• [Brief]: Return all lines from the listing below in which the string "want" occurs.

• [Exercise inputs]:
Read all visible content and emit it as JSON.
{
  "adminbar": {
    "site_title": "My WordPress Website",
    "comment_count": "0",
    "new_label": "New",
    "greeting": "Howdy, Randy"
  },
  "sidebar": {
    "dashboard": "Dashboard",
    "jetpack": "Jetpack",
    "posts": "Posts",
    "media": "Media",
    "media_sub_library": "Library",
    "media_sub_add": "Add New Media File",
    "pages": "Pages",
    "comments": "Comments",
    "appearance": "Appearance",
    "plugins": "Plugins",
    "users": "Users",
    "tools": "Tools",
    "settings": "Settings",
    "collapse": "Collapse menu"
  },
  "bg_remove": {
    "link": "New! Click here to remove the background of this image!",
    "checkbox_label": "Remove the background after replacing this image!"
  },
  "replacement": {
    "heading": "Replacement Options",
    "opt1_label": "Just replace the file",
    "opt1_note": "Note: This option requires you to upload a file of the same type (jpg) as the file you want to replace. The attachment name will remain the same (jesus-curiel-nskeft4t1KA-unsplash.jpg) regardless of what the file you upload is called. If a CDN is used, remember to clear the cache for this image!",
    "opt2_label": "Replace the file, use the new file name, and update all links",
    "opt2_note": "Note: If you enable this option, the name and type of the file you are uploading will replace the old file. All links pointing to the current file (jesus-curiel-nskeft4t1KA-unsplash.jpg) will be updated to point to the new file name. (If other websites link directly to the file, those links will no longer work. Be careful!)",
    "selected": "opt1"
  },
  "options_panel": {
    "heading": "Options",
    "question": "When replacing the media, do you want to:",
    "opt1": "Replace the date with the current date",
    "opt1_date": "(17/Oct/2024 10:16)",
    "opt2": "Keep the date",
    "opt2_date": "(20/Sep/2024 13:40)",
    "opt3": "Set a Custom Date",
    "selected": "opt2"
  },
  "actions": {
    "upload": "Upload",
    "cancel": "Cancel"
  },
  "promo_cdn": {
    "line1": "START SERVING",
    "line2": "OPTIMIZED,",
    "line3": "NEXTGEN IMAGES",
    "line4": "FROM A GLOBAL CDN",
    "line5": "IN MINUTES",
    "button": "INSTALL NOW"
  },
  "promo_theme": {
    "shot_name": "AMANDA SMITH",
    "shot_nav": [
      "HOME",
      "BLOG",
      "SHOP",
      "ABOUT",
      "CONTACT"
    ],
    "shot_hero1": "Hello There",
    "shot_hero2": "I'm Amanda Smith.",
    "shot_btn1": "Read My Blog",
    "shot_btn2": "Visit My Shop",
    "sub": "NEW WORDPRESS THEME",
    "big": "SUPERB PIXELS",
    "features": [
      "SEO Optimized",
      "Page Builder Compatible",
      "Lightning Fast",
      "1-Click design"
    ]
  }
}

---

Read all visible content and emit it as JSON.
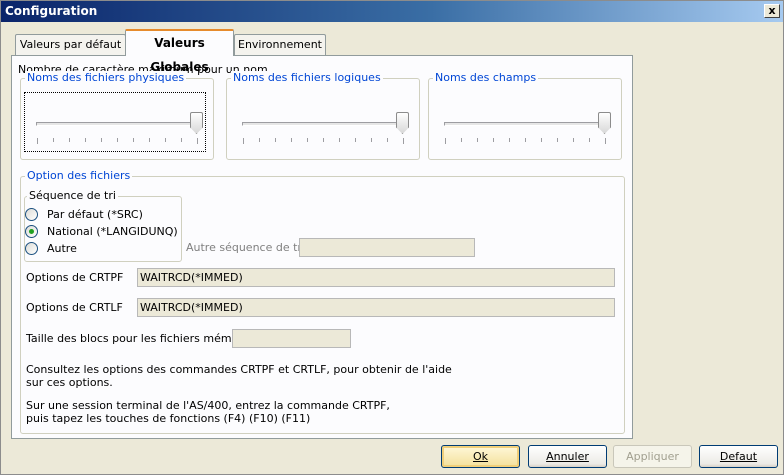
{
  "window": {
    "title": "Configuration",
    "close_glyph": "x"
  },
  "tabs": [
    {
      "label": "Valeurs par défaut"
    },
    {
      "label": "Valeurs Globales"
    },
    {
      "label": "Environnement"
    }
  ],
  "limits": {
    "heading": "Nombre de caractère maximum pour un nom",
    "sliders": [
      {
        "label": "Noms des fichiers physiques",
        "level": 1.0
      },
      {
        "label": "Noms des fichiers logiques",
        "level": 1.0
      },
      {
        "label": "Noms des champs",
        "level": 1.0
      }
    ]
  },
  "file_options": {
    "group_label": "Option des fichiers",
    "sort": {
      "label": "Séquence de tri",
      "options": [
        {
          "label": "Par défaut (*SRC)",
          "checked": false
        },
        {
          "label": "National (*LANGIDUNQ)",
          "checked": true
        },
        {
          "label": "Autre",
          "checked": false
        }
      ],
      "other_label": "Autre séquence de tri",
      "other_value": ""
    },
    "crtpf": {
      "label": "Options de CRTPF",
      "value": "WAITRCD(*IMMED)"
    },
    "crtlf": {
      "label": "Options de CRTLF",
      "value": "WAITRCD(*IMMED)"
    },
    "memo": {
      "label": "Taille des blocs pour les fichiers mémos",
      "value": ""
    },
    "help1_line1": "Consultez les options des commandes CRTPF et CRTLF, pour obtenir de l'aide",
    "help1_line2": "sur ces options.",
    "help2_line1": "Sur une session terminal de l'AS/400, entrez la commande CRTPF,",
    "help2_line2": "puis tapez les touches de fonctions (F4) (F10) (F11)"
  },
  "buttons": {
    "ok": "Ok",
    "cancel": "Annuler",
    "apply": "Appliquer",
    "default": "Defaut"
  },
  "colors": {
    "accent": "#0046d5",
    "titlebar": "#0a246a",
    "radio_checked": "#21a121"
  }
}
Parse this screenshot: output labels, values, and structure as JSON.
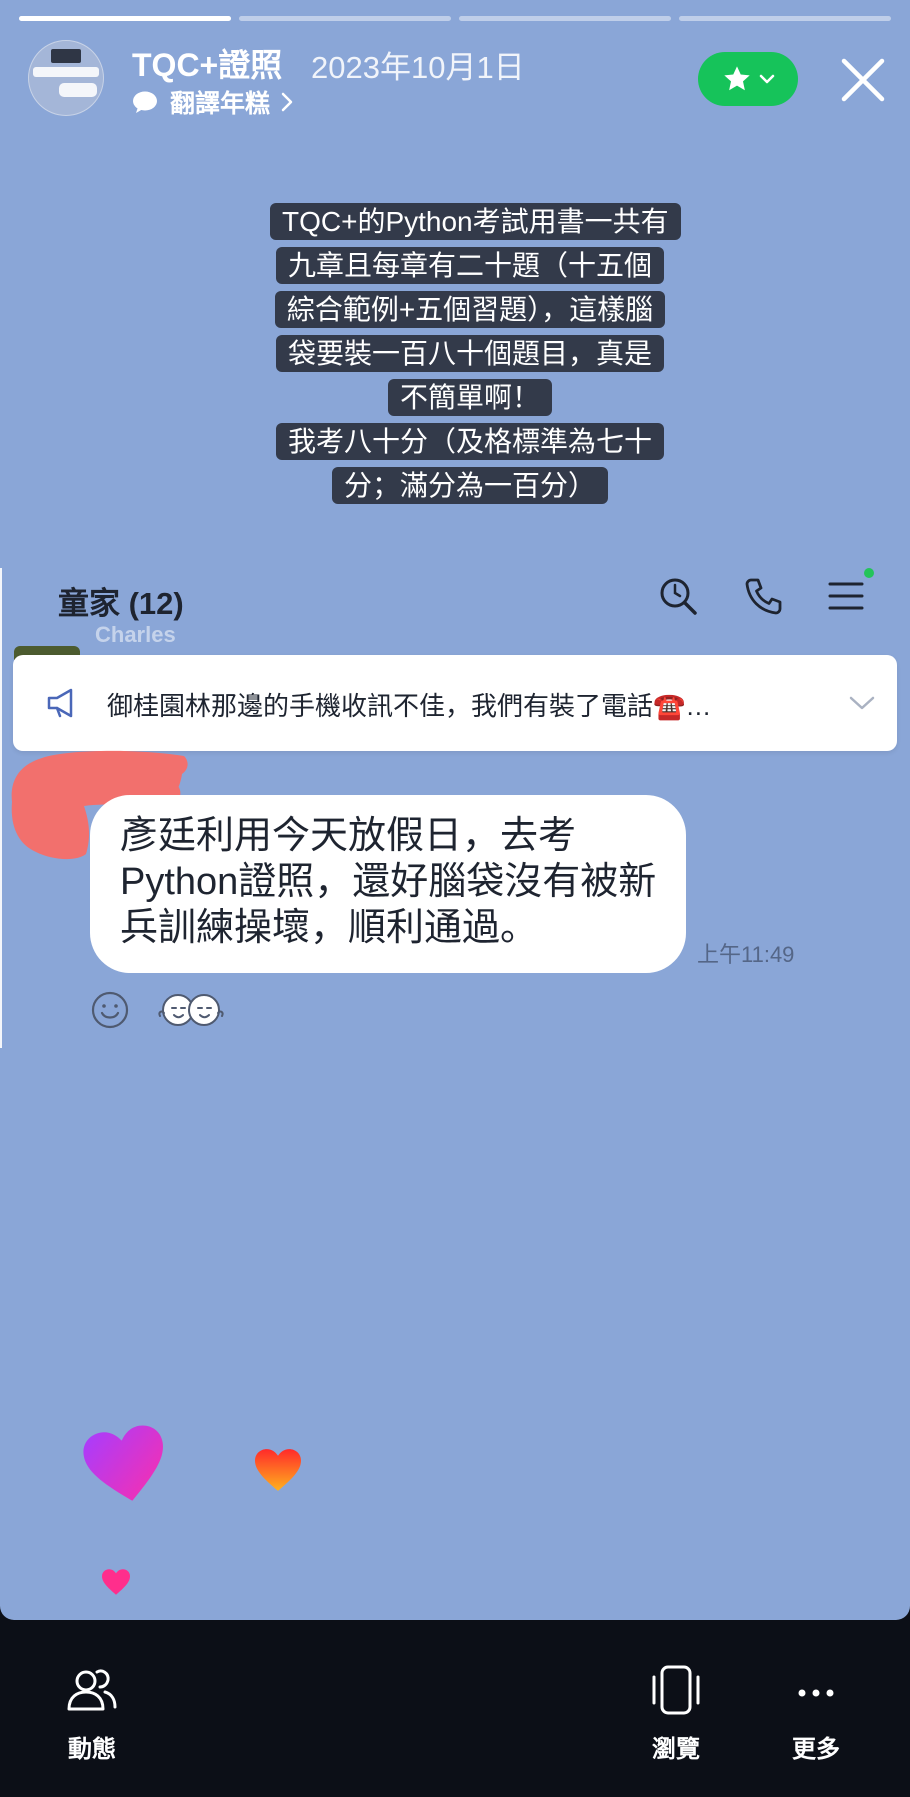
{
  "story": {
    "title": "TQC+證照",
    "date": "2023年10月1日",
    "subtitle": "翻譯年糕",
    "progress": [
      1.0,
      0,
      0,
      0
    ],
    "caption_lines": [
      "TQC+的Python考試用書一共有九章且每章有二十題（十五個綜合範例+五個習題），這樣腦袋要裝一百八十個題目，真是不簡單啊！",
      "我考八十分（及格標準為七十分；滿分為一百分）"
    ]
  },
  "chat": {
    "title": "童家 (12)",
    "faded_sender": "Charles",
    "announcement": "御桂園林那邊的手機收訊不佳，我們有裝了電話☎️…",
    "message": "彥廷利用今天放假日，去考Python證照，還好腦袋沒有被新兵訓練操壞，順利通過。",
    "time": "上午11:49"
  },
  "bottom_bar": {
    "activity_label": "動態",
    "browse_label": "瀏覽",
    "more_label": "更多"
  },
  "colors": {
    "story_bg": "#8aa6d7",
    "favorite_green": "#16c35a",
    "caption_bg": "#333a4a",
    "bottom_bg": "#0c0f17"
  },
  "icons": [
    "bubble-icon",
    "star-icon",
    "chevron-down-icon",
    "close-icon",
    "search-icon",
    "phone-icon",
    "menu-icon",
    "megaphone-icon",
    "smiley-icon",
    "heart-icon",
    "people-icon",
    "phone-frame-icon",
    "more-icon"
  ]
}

• [Finished task]:
    "opt1_note": "Note: This option requires you to upload a file of the same type (jpg) as the file you want to replace. The attachment name will remain the same (jesus-curiel-nskeft4t1KA-unsplash.jpg) regardless of what the file you upload is called. If a CDN is used, remember to clear the cache for this image!",
    "question": "When replacing the media, do you want to:",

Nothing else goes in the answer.